◆ AIM OF THE TASK
Only the lines from the one containing "Extract all readable text from this page." through the end of the data below should be copied, each exactly as written and with both ends kept.

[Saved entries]

____________

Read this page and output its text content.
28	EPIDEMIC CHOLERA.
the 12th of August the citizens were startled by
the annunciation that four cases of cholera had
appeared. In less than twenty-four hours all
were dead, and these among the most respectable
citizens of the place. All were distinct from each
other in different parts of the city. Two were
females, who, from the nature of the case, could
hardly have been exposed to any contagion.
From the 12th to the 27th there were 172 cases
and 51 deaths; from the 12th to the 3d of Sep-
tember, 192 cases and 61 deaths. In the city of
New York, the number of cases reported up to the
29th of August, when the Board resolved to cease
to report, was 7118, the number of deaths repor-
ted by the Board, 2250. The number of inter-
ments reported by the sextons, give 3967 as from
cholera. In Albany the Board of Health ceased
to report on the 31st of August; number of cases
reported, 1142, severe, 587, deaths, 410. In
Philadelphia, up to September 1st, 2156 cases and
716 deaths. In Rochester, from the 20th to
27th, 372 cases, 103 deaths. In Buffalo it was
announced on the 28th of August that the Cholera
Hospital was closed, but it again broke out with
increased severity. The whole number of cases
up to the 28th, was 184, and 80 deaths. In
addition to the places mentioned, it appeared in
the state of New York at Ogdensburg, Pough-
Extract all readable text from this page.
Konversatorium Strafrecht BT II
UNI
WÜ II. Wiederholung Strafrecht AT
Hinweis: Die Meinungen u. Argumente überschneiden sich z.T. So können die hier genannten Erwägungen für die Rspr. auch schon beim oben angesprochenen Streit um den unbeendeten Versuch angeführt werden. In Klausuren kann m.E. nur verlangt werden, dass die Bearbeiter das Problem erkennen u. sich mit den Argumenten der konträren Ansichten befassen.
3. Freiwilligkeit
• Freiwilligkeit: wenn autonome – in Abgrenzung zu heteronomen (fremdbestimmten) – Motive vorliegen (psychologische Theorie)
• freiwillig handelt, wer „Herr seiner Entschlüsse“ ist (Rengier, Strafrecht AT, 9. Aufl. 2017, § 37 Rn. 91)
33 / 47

____________

◆ COMPLETED EXERCISE
Extract all readable text from this page.
Konversatorium Strafrecht BT II
UNI
WÜ II. Wiederholung Strafrecht AT
Hinweis: Die Meinungen u. Argumente überschneiden sich z.T. So können die hier genannten Erwägungen für die Rspr. auch schon beim oben angesprochenen Streit um den unbeendeten Versuch angeführt werden. In Klausuren kann m.E. nur verlangt werden, dass die Bearbeiter das Problem erkennen u. sich mit den Argumenten der konträren Ansichten befassen.
3. Freiwilligkeit
• Freiwilligkeit: wenn autonome – in Abgrenzung zu heteronomen (fremdbestimmten) – Motive vorliegen (psychologische Theorie)
• freiwillig handelt, wer „Herr seiner Entschlüsse“ ist (Rengier, Strafrecht AT, 9. Aufl. 2017, § 37 Rn. 91)
33 / 47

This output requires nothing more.